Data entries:
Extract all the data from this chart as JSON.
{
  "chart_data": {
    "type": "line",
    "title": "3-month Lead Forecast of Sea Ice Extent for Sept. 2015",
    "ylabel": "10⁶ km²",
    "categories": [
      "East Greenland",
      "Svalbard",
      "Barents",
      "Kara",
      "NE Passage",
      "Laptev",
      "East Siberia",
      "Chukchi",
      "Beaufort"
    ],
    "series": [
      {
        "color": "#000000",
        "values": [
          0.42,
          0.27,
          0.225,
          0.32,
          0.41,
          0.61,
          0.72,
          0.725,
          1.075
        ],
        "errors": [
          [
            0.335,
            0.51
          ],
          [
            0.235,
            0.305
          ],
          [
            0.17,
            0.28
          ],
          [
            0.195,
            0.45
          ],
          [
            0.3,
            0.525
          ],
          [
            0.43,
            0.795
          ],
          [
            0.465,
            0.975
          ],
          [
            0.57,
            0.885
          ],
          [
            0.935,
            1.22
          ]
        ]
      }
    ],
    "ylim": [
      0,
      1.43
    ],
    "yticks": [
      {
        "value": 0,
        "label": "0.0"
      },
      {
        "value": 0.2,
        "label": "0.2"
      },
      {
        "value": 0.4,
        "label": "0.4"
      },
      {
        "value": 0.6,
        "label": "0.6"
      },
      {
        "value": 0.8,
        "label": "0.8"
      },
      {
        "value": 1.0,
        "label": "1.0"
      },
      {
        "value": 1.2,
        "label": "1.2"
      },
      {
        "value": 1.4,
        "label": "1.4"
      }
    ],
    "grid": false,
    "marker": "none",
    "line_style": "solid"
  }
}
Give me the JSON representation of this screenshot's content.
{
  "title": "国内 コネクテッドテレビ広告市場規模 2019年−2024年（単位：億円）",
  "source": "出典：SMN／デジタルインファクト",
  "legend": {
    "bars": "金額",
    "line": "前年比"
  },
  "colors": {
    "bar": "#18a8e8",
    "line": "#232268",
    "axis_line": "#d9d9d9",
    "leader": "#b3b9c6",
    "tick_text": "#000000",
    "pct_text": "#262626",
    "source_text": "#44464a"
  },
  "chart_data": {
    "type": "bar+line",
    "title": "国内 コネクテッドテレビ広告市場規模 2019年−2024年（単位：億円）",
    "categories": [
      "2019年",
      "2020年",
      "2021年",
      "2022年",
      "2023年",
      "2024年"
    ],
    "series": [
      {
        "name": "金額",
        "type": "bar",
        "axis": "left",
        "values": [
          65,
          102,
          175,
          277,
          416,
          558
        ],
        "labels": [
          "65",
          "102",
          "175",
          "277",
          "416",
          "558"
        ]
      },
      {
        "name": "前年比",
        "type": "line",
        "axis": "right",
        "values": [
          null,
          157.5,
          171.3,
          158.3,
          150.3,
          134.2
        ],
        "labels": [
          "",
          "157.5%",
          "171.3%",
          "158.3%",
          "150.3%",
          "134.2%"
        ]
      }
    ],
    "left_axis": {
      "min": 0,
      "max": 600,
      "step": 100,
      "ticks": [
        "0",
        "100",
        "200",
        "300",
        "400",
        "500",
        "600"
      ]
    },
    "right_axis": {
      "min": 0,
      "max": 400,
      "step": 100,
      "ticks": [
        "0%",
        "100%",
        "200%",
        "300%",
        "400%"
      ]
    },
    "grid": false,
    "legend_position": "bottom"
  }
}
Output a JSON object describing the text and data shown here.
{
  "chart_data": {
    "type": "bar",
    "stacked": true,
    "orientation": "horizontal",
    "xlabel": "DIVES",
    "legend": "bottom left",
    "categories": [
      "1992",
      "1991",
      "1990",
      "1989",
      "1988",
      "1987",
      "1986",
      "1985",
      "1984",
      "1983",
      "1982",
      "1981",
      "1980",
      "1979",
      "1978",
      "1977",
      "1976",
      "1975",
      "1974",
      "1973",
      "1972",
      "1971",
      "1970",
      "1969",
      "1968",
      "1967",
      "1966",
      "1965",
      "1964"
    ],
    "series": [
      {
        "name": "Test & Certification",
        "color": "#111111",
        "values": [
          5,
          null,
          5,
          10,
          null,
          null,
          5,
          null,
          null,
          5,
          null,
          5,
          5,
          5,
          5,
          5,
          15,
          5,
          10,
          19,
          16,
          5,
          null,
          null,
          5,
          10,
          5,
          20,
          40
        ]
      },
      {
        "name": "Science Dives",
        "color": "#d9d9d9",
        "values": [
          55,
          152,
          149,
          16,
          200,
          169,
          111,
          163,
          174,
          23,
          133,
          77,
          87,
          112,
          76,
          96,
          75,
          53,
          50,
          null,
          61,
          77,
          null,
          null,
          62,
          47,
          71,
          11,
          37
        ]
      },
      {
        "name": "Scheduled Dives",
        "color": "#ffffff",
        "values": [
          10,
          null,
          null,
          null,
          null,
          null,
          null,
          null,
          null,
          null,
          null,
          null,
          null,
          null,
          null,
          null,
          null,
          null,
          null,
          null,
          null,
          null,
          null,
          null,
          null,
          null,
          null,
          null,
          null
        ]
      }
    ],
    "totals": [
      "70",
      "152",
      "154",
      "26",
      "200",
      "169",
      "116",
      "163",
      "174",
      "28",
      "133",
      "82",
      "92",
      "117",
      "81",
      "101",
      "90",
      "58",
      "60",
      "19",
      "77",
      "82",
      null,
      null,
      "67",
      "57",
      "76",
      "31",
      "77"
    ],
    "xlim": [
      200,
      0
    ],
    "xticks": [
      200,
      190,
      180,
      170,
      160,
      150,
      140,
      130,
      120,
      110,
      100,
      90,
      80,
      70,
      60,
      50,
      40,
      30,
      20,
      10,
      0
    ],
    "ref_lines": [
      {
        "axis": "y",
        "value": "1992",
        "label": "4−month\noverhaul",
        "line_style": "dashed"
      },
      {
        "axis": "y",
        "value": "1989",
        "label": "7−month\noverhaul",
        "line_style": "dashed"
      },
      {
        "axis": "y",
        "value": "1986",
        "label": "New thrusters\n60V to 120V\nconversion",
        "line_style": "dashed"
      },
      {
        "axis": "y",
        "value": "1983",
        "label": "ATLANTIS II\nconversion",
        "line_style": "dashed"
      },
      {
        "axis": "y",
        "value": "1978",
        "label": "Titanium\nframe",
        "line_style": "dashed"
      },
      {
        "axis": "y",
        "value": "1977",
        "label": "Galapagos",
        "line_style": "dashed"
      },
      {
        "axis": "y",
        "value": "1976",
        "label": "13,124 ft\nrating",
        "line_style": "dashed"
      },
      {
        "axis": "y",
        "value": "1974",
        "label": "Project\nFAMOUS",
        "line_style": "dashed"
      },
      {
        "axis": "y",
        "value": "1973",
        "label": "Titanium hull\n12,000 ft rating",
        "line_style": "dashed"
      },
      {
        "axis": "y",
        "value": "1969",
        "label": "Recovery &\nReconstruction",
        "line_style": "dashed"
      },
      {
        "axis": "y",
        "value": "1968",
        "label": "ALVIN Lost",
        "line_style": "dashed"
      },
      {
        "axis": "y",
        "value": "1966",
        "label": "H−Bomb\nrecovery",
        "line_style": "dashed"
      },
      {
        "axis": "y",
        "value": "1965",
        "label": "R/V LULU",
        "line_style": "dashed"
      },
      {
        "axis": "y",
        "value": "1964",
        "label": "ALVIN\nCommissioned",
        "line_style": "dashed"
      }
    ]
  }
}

Work required: Tell how many lines of the material above hold "JSON", answering with a bare number.

Exercise solution: 3